→ SET EXERCISE
All of the data should be output character for character, except the pictures.
---- DATA LINES
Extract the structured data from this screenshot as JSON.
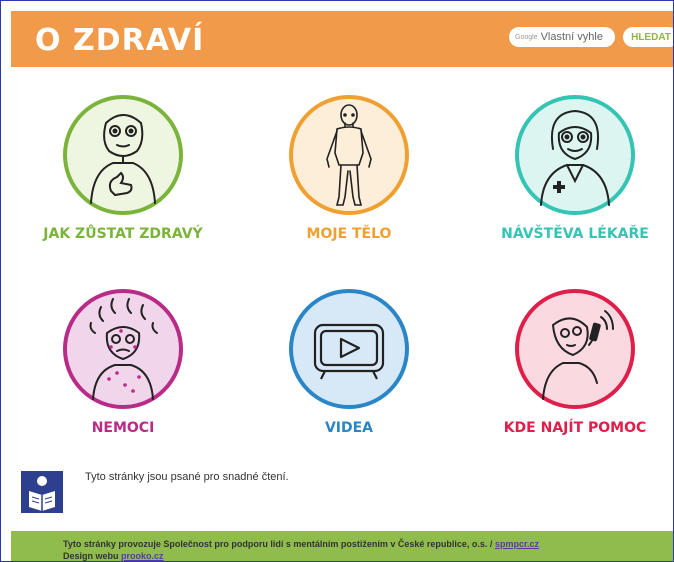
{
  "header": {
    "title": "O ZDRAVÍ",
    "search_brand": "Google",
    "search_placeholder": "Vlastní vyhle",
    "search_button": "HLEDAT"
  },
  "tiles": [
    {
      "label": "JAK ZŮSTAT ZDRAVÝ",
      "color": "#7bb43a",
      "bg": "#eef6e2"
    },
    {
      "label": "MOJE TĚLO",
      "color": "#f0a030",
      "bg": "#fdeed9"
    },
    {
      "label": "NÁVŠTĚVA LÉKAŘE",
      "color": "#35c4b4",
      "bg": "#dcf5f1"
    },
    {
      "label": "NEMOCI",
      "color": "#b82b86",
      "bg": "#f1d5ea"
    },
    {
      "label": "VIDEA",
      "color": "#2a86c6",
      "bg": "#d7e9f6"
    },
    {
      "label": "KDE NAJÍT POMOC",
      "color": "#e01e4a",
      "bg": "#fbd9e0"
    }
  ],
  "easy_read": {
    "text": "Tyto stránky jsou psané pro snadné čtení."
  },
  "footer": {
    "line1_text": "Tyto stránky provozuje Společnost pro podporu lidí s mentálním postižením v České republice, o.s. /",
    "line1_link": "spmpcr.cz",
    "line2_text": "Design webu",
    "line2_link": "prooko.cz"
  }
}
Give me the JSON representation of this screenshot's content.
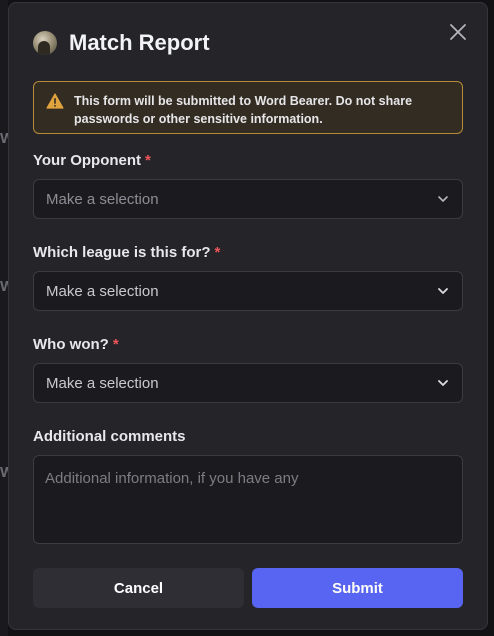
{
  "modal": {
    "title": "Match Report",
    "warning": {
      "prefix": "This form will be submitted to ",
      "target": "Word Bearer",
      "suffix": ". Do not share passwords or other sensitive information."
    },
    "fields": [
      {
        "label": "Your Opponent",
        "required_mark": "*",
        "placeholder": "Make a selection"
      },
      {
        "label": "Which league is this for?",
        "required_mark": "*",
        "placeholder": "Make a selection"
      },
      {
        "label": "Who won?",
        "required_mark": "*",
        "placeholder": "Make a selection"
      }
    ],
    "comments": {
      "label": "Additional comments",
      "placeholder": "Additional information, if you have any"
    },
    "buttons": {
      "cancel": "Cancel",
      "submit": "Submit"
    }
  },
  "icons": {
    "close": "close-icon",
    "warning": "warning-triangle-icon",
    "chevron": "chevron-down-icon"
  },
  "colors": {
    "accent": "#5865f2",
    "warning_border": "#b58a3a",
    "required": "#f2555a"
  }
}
--------
→ SOLUTION FOR THIS PROBLEM
Extract the structured data from this screenshot as JSON.
{
  "header": {
    "title": "O ZDRAVÍ",
    "search_brand": "Google",
    "search_placeholder": "Vlastní vyhle",
    "search_button": "HLEDAT"
  },
  "tiles": [
    {
      "label": "JAK ZŮSTAT ZDRAVÝ",
      "color": "#7bb43a",
      "bg": "#eef6e2"
    },
    {
      "label": "MOJE TĚLO",
      "color": "#f0a030",
      "bg": "#fdeed9"
    },
    {
      "label": "NÁVŠTĚVA LÉKAŘE",
      "color": "#35c4b4",
      "bg": "#dcf5f1"
    },
    {
      "label": "NEMOCI",
      "color": "#b82b86",
      "bg": "#f1d5ea"
    },
    {
      "label": "VIDEA",
      "color": "#2a86c6",
      "bg": "#d7e9f6"
    },
    {
      "label": "KDE NAJÍT POMOC",
      "color": "#e01e4a",
      "bg": "#fbd9e0"
    }
  ],
  "easy_read": {
    "text": "Tyto stránky jsou psané pro snadné čtení."
  },
  "footer": {
    "line1_text": "Tyto stránky provozuje Společnost pro podporu lidí s mentálním postižením v České republice, o.s. /",
    "line1_link": "spmpcr.cz",
    "line2_text": "Design webu",
    "line2_link": "prooko.cz"
  }
}
Give me the JSON representation of this screenshot's content.
{
  "modal": {
    "title": "Match Report",
    "warning": {
      "prefix": "This form will be submitted to ",
      "target": "Word Bearer",
      "suffix": ". Do not share passwords or other sensitive information."
    },
    "fields": [
      {
        "label": "Your Opponent",
        "required_mark": "*",
        "placeholder": "Make a selection"
      },
      {
        "label": "Which league is this for?",
        "required_mark": "*",
        "placeholder": "Make a selection"
      },
      {
        "label": "Who won?",
        "required_mark": "*",
        "placeholder": "Make a selection"
      }
    ],
    "comments": {
      "label": "Additional comments",
      "placeholder": "Additional information, if you have any"
    },
    "buttons": {
      "cancel": "Cancel",
      "submit": "Submit"
    }
  },
  "icons": {
    "close": "close-icon",
    "warning": "warning-triangle-icon",
    "chevron": "chevron-down-icon"
  },
  "colors": {
    "accent": "#5865f2",
    "warning_border": "#b58a3a",
    "required": "#f2555a"
  }
}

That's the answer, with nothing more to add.